Problem: Type out the material below exactly.

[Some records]
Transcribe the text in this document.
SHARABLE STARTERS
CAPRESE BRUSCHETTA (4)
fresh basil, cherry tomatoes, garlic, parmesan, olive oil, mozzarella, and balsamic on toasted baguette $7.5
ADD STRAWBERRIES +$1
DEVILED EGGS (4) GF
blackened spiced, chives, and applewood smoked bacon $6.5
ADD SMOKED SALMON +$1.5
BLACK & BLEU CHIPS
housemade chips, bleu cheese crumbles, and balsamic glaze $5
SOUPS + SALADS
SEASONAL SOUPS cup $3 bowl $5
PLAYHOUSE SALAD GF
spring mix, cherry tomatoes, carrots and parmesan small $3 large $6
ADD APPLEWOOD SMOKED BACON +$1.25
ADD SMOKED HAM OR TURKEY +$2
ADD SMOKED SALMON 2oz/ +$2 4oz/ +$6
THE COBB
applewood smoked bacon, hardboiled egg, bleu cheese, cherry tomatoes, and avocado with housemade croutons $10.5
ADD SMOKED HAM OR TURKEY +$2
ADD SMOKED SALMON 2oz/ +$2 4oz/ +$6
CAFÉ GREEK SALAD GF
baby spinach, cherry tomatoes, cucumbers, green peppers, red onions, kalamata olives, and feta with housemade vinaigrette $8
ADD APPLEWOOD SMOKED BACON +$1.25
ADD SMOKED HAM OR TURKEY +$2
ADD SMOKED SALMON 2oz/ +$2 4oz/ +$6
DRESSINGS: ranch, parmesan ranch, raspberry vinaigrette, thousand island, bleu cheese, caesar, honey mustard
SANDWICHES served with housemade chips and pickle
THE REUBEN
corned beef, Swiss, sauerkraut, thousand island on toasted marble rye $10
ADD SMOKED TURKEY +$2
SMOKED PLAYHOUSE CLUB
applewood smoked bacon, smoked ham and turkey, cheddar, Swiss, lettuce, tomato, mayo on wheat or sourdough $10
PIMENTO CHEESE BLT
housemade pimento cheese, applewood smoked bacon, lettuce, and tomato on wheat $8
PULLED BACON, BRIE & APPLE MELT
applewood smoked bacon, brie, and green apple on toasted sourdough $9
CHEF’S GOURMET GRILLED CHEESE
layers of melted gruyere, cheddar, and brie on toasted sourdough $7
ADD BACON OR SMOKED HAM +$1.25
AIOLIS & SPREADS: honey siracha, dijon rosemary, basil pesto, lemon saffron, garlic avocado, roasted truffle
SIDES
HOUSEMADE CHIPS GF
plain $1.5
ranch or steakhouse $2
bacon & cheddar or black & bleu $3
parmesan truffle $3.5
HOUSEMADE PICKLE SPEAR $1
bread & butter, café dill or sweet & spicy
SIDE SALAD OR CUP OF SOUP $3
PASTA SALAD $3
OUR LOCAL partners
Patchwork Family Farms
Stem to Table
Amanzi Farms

Answer in full:
Transcribe the text in this document.
SHARABLE STARTERS
CAPRESE BRUSCHETTA (4)
fresh basil, cherry tomatoes, garlic, parmesan, olive oil, mozzarella, and balsamic on toasted baguette $7.5
ADD STRAWBERRIES +$1
DEVILED EGGS (4) GF
blackened spiced, chives, and applewood smoked bacon $6.5
ADD SMOKED SALMON +$1.5
BLACK & BLEU CHIPS
housemade chips, bleu cheese crumbles, and balsamic glaze $5
SOUPS + SALADS
SEASONAL SOUPS cup $3 bowl $5
PLAYHOUSE SALAD GF
spring mix, cherry tomatoes, carrots and parmesan small $3 large $6
ADD APPLEWOOD SMOKED BACON +$1.25
ADD SMOKED HAM OR TURKEY +$2
ADD SMOKED SALMON 2oz/ +$2 4oz/ +$6
THE COBB
applewood smoked bacon, hardboiled egg, bleu cheese, cherry tomatoes, and avocado with housemade croutons $10.5
ADD SMOKED HAM OR TURKEY +$2
ADD SMOKED SALMON 2oz/ +$2 4oz/ +$6
CAFÉ GREEK SALAD GF
baby spinach, cherry tomatoes, cucumbers, green peppers, red onions, kalamata olives, and feta with housemade vinaigrette $8
ADD APPLEWOOD SMOKED BACON +$1.25
ADD SMOKED HAM OR TURKEY +$2
ADD SMOKED SALMON 2oz/ +$2 4oz/ +$6
DRESSINGS: ranch, parmesan ranch, raspberry vinaigrette, thousand island, bleu cheese, caesar, honey mustard
SANDWICHES served with housemade chips and pickle
THE REUBEN
corned beef, Swiss, sauerkraut, thousand island on toasted marble rye $10
ADD SMOKED TURKEY +$2
SMOKED PLAYHOUSE CLUB
applewood smoked bacon, smoked ham and turkey, cheddar, Swiss, lettuce, tomato, mayo on wheat or sourdough $10
PIMENTO CHEESE BLT
housemade pimento cheese, applewood smoked bacon, lettuce, and tomato on wheat $8
PULLED BACON, BRIE & APPLE MELT
applewood smoked bacon, brie, and green apple on toasted sourdough $9
CHEF’S GOURMET GRILLED CHEESE
layers of melted gruyere, cheddar, and brie on toasted sourdough $7
ADD BACON OR SMOKED HAM +$1.25
AIOLIS & SPREADS: honey siracha, dijon rosemary, basil pesto, lemon saffron, garlic avocado, roasted truffle
SIDES
HOUSEMADE CHIPS GF
plain $1.5
ranch or steakhouse $2
bacon & cheddar or black & bleu $3
parmesan truffle $3.5
HOUSEMADE PICKLE SPEAR $1
bread & butter, café dill or sweet & spicy
SIDE SALAD OR CUP OF SOUP $3
PASTA SALAD $3
OUR LOCAL partners
Patchwork Family Farms
Stem to Table
Amanzi Farms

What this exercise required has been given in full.